Exercise description »
Restate the whole of the material. Keep every word, and drop the pictures.

Material for the task »
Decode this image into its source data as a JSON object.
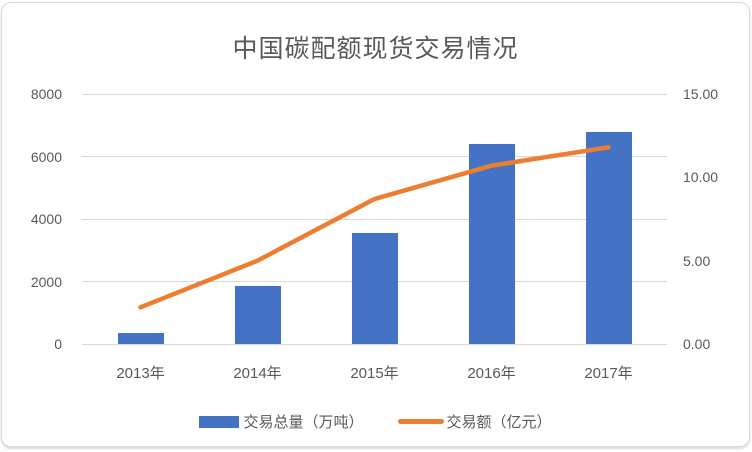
{
  "chart_data": {
    "type": "bar+line",
    "title": "中国碳配额现货交易情况",
    "categories": [
      "2013年",
      "2014年",
      "2015年",
      "2016年",
      "2017年"
    ],
    "series": [
      {
        "name": "交易总量（万吨）",
        "type": "bar",
        "axis": "left",
        "color": "#4472C4",
        "values": [
          360,
          1850,
          3550,
          6400,
          6780
        ]
      },
      {
        "name": "交易额（亿元）",
        "type": "line",
        "axis": "right",
        "color": "#ED7D31",
        "values": [
          2.2,
          5.0,
          8.7,
          10.7,
          11.8
        ]
      }
    ],
    "left_axis": {
      "min": 0,
      "max": 8000,
      "ticks": [
        0,
        2000,
        4000,
        6000,
        8000
      ],
      "tick_labels": [
        "0",
        "2000",
        "4000",
        "6000",
        "8000"
      ]
    },
    "right_axis": {
      "min": 0,
      "max": 15,
      "ticks": [
        0,
        5,
        10,
        15
      ],
      "tick_labels": [
        "0.00",
        "5.00",
        "10.00",
        "15.00"
      ]
    },
    "grid": true,
    "legend_position": "bottom",
    "colors": {
      "bar": "#4472C4",
      "line": "#ED7D31",
      "grid": "#D9D9D9",
      "text": "#595959",
      "background": "#FFFFFF",
      "card_border": "#D9D9D9"
    }
  }
}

Task response »
Decode this image into its source data as a JSON object.
{
  "chart_data": {
    "type": "bar+line",
    "title": "中国碳配额现货交易情况",
    "categories": [
      "2013年",
      "2014年",
      "2015年",
      "2016年",
      "2017年"
    ],
    "series": [
      {
        "name": "交易总量（万吨）",
        "type": "bar",
        "axis": "left",
        "color": "#4472C4",
        "values": [
          360,
          1850,
          3550,
          6400,
          6780
        ]
      },
      {
        "name": "交易额（亿元）",
        "type": "line",
        "axis": "right",
        "color": "#ED7D31",
        "values": [
          2.2,
          5.0,
          8.7,
          10.7,
          11.8
        ]
      }
    ],
    "left_axis": {
      "min": 0,
      "max": 8000,
      "ticks": [
        0,
        2000,
        4000,
        6000,
        8000
      ],
      "tick_labels": [
        "0",
        "2000",
        "4000",
        "6000",
        "8000"
      ]
    },
    "right_axis": {
      "min": 0,
      "max": 15,
      "ticks": [
        0,
        5,
        10,
        15
      ],
      "tick_labels": [
        "0.00",
        "5.00",
        "10.00",
        "15.00"
      ]
    },
    "grid": true,
    "legend_position": "bottom",
    "colors": {
      "bar": "#4472C4",
      "line": "#ED7D31",
      "grid": "#D9D9D9",
      "text": "#595959",
      "background": "#FFFFFF",
      "card_border": "#D9D9D9"
    }
  }
}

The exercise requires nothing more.